Saved entries:
[start]
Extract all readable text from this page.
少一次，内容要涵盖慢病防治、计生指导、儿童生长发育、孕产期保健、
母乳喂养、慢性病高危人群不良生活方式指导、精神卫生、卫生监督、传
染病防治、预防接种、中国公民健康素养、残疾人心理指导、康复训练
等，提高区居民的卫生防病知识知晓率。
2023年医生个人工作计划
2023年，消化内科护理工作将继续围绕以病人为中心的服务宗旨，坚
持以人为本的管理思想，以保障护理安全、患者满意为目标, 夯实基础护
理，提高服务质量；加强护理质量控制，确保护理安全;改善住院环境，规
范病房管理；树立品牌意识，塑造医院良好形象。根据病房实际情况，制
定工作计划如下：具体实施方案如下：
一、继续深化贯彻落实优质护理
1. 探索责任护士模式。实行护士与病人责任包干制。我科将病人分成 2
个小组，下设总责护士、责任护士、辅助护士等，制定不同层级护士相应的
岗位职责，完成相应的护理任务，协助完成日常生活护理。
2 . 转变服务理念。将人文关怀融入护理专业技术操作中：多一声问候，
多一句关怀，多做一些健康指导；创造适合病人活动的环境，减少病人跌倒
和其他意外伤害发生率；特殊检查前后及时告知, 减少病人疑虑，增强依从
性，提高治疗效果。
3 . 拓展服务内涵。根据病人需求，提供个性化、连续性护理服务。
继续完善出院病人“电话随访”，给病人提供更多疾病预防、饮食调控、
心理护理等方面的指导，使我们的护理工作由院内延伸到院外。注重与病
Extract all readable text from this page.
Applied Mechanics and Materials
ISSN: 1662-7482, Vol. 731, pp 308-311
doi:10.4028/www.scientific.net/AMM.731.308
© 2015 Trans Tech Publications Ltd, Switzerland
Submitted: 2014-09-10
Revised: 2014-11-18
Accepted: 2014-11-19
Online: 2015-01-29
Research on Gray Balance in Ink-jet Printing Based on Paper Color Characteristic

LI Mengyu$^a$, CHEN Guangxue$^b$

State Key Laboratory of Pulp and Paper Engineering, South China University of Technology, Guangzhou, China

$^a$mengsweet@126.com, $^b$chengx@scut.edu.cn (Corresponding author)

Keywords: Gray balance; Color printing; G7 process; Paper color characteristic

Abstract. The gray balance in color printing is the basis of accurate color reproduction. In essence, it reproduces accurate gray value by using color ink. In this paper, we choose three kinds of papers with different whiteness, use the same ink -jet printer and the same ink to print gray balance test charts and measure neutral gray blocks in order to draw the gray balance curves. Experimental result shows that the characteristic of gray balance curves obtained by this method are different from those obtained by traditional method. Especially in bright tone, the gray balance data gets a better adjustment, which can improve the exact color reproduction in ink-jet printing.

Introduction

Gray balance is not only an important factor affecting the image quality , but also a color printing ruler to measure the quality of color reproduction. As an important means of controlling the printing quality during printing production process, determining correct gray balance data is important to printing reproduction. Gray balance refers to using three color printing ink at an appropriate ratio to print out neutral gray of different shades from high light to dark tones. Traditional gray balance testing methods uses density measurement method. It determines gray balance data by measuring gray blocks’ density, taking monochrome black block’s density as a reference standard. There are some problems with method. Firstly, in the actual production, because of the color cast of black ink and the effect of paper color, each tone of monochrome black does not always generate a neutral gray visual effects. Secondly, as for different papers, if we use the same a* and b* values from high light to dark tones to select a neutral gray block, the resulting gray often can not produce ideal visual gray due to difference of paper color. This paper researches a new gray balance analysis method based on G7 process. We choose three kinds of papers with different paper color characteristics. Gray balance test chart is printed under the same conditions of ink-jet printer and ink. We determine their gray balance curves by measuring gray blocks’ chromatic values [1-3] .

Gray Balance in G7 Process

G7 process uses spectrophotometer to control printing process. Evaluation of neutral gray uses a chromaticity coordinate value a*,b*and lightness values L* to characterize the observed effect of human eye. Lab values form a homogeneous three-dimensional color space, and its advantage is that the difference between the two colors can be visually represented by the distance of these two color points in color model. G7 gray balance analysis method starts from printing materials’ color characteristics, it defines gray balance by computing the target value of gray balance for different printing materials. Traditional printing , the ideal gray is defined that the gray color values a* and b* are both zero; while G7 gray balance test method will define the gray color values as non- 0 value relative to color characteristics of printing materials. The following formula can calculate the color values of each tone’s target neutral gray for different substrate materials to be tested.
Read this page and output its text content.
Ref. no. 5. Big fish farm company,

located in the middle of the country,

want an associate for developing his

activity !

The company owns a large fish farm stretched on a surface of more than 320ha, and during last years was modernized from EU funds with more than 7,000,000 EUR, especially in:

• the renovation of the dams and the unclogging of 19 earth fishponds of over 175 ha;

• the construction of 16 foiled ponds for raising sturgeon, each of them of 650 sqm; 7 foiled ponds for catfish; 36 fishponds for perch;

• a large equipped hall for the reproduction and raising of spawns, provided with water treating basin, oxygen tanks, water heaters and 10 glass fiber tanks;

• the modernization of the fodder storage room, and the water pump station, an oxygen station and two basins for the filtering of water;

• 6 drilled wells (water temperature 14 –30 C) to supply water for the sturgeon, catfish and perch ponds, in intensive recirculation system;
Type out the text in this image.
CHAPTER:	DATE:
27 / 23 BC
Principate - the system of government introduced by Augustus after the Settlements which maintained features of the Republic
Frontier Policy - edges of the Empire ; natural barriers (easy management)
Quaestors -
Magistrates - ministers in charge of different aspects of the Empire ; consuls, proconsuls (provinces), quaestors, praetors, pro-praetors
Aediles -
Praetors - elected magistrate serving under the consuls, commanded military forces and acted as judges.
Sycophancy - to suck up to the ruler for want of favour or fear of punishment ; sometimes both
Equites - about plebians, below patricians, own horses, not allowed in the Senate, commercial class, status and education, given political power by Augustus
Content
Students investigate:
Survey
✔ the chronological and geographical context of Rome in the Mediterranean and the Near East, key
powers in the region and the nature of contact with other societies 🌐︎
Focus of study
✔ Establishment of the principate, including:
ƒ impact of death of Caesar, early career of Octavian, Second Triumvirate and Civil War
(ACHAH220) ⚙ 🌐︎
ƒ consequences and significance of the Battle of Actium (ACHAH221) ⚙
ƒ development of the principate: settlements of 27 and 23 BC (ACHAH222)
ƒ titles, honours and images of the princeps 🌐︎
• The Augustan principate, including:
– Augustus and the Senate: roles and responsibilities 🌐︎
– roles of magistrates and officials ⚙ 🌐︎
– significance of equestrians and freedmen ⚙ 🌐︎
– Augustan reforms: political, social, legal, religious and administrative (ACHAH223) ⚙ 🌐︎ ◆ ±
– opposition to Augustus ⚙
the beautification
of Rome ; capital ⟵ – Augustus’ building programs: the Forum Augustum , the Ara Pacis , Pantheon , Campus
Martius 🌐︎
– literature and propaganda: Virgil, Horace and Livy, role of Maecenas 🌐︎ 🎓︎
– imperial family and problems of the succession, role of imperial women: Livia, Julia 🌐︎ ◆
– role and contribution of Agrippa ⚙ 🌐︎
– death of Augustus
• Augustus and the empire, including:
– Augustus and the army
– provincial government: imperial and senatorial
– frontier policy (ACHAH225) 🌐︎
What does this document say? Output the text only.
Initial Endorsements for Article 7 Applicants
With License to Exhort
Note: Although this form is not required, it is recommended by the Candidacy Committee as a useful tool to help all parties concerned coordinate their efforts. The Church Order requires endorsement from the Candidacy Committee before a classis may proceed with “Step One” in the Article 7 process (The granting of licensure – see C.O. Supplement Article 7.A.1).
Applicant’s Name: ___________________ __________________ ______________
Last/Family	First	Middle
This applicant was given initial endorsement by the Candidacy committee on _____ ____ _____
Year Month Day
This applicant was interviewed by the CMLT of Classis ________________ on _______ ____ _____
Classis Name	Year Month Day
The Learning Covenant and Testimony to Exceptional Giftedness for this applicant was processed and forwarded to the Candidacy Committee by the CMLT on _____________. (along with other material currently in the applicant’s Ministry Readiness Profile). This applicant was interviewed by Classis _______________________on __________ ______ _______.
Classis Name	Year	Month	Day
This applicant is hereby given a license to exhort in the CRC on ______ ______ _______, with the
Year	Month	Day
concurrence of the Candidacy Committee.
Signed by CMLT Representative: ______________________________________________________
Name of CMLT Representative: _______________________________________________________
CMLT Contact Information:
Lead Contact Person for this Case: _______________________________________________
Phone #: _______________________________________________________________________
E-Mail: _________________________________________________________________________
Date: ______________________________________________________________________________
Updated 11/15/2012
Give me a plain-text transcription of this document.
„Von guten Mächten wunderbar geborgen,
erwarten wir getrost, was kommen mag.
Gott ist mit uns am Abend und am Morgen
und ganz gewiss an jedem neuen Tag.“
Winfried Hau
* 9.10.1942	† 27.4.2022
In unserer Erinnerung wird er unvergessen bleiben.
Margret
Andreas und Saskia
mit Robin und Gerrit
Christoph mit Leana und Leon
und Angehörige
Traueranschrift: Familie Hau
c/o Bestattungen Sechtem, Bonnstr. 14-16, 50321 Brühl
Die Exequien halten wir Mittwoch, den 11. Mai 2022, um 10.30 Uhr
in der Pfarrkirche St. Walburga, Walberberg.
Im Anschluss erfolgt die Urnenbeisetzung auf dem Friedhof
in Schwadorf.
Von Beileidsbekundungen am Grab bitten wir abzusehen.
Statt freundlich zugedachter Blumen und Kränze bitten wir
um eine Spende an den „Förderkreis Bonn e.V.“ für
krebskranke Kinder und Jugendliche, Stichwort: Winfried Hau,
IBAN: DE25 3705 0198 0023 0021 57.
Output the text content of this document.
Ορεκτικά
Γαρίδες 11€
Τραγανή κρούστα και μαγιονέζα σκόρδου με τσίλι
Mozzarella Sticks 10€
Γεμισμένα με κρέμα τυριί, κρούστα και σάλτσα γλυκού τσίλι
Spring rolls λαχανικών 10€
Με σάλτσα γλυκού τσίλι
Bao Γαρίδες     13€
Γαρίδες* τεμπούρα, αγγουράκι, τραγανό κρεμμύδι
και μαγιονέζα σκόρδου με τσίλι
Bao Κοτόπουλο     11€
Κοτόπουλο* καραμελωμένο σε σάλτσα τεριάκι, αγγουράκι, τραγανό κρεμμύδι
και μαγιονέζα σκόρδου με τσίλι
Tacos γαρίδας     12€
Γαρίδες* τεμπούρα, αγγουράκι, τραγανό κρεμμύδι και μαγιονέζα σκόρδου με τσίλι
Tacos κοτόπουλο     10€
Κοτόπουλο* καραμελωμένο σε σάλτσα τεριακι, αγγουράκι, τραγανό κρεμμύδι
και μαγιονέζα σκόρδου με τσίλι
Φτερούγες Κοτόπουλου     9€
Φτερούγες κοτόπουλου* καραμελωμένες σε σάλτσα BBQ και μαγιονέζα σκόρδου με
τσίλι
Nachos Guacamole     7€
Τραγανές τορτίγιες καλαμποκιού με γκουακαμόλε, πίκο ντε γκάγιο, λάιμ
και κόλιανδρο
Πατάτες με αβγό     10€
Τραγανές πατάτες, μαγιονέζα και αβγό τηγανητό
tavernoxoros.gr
[end]
**WHAT YOU SHOULD DO:**
Quote every line from the line containing "Output the text content of this document." through the closing line of the listing, including both.

**SOLVED PROBLEM:**
Output the text content of this document.
Ορεκτικά
Γαρίδες 11€
Τραγανή κρούστα και μαγιονέζα σκόρδου με τσίλι
Mozzarella Sticks 10€
Γεμισμένα με κρέμα τυριί, κρούστα και σάλτσα γλυκού τσίλι
Spring rolls λαχανικών 10€
Με σάλτσα γλυκού τσίλι
Bao Γαρίδες     13€
Γαρίδες* τεμπούρα, αγγουράκι, τραγανό κρεμμύδι
και μαγιονέζα σκόρδου με τσίλι
Bao Κοτόπουλο     11€
Κοτόπουλο* καραμελωμένο σε σάλτσα τεριάκι, αγγουράκι, τραγανό κρεμμύδι
και μαγιονέζα σκόρδου με τσίλι
Tacos γαρίδας     12€
Γαρίδες* τεμπούρα, αγγουράκι, τραγανό κρεμμύδι και μαγιονέζα σκόρδου με τσίλι
Tacos κοτόπουλο     10€
Κοτόπουλο* καραμελωμένο σε σάλτσα τεριακι, αγγουράκι, τραγανό κρεμμύδι
και μαγιονέζα σκόρδου με τσίλι
Φτερούγες Κοτόπουλου     9€
Φτερούγες κοτόπουλου* καραμελωμένες σε σάλτσα BBQ και μαγιονέζα σκόρδου με
τσίλι
Nachos Guacamole     7€
Τραγανές τορτίγιες καλαμποκιού με γκουακαμόλε, πίκο ντε γκάγιο, λάιμ
και κόλιανδρο
Πατάτες με αβγό     10€
Τραγανές πατάτες, μαγιονέζα και αβγό τηγανητό
tavernoxoros.gr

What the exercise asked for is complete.